** START Data for the task **
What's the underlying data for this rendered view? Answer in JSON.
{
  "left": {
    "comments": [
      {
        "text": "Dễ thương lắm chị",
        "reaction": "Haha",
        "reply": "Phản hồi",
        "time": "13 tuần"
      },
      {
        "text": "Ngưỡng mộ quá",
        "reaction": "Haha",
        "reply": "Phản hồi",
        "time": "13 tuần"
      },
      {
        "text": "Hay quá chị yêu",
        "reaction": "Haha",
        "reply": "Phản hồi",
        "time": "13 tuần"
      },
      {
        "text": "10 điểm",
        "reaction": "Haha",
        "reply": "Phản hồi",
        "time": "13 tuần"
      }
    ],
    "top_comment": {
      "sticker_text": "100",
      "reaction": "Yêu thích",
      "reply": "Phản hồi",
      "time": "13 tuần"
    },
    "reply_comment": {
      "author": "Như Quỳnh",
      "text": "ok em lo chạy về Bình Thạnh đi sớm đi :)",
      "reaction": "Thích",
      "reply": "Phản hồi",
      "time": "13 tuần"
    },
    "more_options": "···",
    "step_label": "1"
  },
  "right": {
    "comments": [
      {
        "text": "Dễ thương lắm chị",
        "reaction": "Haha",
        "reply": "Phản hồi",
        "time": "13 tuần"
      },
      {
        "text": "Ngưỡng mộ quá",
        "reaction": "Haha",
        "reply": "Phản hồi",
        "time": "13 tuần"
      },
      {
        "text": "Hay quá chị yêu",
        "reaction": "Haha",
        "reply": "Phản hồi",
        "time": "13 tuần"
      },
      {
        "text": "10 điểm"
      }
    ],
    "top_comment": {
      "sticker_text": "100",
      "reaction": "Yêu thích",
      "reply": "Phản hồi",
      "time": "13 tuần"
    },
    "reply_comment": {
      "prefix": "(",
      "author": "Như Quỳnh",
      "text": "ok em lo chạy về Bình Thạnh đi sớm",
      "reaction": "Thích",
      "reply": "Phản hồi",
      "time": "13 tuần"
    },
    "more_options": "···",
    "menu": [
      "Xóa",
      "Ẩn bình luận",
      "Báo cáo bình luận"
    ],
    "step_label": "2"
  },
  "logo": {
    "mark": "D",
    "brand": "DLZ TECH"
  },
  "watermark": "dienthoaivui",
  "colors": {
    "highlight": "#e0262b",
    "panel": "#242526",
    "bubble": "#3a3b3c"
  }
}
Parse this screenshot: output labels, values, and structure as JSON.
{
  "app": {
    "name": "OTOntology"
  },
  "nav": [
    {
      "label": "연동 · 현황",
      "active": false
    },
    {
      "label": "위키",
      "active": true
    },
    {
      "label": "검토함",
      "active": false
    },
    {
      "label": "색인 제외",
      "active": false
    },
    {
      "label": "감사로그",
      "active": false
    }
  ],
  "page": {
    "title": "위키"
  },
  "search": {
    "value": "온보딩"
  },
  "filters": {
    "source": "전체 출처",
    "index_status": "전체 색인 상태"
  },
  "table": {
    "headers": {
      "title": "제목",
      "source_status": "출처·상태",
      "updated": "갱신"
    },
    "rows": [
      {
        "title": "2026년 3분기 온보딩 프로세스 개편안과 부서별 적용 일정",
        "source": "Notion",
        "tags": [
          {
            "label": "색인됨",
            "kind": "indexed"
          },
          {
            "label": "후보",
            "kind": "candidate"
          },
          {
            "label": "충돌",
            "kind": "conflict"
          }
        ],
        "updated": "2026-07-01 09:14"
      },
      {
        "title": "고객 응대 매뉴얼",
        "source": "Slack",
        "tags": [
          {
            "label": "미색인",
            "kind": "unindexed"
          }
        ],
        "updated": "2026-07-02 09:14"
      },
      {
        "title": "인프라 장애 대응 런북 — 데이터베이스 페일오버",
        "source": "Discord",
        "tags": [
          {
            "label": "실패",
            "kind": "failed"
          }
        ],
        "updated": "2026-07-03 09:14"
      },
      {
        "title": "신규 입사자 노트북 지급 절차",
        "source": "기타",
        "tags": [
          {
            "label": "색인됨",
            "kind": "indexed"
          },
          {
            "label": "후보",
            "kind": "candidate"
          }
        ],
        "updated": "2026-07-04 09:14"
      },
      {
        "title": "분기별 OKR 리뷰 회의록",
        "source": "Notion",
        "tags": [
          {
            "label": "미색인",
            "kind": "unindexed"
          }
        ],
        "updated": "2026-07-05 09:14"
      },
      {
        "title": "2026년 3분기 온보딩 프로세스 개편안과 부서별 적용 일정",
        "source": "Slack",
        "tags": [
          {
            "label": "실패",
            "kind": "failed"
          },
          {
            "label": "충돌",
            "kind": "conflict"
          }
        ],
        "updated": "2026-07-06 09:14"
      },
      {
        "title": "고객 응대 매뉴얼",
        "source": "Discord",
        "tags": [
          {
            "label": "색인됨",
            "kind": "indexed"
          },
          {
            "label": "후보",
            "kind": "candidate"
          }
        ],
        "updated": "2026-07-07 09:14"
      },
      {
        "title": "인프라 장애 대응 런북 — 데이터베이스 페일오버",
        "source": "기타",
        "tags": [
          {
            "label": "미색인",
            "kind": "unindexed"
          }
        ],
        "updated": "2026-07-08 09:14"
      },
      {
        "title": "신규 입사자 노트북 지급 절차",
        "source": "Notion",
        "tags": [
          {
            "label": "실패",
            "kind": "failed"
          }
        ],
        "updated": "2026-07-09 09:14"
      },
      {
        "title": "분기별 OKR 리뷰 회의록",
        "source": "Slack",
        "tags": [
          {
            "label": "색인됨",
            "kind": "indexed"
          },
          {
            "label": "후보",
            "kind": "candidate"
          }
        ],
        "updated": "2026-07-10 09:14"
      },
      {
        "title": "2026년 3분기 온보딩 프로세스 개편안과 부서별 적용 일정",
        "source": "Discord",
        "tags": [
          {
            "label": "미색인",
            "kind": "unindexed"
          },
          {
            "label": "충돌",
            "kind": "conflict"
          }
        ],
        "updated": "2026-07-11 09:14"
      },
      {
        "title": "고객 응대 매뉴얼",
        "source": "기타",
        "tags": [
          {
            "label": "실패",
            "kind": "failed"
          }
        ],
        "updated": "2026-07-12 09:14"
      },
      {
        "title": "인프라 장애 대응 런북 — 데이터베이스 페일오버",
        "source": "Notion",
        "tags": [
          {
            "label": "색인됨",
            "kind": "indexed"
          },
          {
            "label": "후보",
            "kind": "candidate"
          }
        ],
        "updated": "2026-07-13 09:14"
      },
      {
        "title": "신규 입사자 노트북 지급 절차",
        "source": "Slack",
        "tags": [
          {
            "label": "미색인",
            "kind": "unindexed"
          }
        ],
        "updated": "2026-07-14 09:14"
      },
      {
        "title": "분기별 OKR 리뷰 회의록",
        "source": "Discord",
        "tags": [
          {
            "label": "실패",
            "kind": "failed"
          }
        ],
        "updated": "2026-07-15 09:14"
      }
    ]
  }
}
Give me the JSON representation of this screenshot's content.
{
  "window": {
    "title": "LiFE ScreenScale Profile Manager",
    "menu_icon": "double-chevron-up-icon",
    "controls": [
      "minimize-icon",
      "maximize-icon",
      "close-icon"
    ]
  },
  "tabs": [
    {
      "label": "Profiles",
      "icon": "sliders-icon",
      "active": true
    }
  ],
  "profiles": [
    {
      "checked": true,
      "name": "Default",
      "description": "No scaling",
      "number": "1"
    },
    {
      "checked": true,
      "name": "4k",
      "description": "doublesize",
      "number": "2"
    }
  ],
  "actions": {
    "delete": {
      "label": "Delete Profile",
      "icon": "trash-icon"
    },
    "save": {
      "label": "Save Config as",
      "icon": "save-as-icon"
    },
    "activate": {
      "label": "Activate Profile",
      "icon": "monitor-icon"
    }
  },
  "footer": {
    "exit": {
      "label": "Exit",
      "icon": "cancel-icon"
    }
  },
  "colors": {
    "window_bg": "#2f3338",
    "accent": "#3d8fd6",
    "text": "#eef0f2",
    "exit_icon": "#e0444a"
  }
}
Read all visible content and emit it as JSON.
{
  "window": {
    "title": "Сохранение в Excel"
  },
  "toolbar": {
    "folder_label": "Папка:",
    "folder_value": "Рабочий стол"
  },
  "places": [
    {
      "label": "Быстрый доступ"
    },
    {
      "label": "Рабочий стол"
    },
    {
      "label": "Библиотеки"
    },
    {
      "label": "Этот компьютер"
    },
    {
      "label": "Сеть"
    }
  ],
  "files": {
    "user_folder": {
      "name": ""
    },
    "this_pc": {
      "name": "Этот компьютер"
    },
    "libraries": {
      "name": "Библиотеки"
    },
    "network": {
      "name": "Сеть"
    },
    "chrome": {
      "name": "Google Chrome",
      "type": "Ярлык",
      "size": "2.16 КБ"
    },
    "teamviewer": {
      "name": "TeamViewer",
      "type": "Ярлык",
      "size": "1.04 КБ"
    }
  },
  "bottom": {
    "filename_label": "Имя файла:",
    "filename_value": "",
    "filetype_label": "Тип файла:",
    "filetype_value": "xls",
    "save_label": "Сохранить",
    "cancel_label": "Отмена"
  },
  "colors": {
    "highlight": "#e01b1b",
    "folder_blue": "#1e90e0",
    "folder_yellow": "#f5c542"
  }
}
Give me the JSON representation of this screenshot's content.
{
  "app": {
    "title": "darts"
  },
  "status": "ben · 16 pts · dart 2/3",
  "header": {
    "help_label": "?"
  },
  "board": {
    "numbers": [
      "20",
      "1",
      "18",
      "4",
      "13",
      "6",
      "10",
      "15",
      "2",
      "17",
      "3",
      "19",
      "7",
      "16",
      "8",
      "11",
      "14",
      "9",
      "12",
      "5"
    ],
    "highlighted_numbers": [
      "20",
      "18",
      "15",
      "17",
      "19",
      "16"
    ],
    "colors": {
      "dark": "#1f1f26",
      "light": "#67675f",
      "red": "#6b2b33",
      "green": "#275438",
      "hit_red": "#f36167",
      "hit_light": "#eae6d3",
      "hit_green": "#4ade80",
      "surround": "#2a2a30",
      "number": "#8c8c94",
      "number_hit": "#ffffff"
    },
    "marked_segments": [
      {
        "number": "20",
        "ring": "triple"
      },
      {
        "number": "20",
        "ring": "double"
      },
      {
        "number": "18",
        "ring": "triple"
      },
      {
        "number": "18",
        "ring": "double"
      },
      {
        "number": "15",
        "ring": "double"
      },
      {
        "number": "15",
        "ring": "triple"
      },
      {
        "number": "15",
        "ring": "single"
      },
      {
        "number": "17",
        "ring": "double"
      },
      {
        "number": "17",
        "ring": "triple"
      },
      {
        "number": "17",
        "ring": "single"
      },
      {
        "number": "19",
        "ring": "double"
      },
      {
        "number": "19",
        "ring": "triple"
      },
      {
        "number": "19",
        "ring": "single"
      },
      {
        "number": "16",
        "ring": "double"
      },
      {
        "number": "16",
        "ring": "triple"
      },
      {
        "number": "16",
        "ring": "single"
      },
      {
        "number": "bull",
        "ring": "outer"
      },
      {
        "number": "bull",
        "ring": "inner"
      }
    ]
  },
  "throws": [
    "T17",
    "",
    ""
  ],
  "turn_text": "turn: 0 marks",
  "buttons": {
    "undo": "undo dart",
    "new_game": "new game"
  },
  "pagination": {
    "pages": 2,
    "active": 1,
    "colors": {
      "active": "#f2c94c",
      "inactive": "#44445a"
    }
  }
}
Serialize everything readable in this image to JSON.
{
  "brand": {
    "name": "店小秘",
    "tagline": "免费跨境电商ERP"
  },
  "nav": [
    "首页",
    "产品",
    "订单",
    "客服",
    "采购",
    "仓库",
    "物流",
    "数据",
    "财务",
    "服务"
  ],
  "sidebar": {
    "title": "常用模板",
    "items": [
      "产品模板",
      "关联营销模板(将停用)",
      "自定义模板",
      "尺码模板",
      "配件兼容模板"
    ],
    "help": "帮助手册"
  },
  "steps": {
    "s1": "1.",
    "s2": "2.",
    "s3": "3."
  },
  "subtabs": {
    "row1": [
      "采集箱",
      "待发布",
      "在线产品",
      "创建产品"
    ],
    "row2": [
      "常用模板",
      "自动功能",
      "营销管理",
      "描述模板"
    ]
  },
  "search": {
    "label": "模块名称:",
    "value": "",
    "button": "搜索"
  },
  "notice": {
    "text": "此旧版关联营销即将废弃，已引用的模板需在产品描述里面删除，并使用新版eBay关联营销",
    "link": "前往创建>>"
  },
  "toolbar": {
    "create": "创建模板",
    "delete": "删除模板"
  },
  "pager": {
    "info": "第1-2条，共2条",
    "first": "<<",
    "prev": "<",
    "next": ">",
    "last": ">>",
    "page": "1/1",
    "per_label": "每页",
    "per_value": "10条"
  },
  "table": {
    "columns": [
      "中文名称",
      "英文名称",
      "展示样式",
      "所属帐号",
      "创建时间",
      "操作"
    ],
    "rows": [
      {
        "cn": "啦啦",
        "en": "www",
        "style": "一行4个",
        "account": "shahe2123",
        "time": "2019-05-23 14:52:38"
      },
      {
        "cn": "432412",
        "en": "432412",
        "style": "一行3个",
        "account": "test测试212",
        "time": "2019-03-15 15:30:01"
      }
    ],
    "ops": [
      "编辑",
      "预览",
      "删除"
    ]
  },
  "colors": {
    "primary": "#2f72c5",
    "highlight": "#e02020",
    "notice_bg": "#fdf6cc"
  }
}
** END Data for the task **
Determine the number of lines in the listing that contain the string "Рабочий". Write that number and nothing else.

2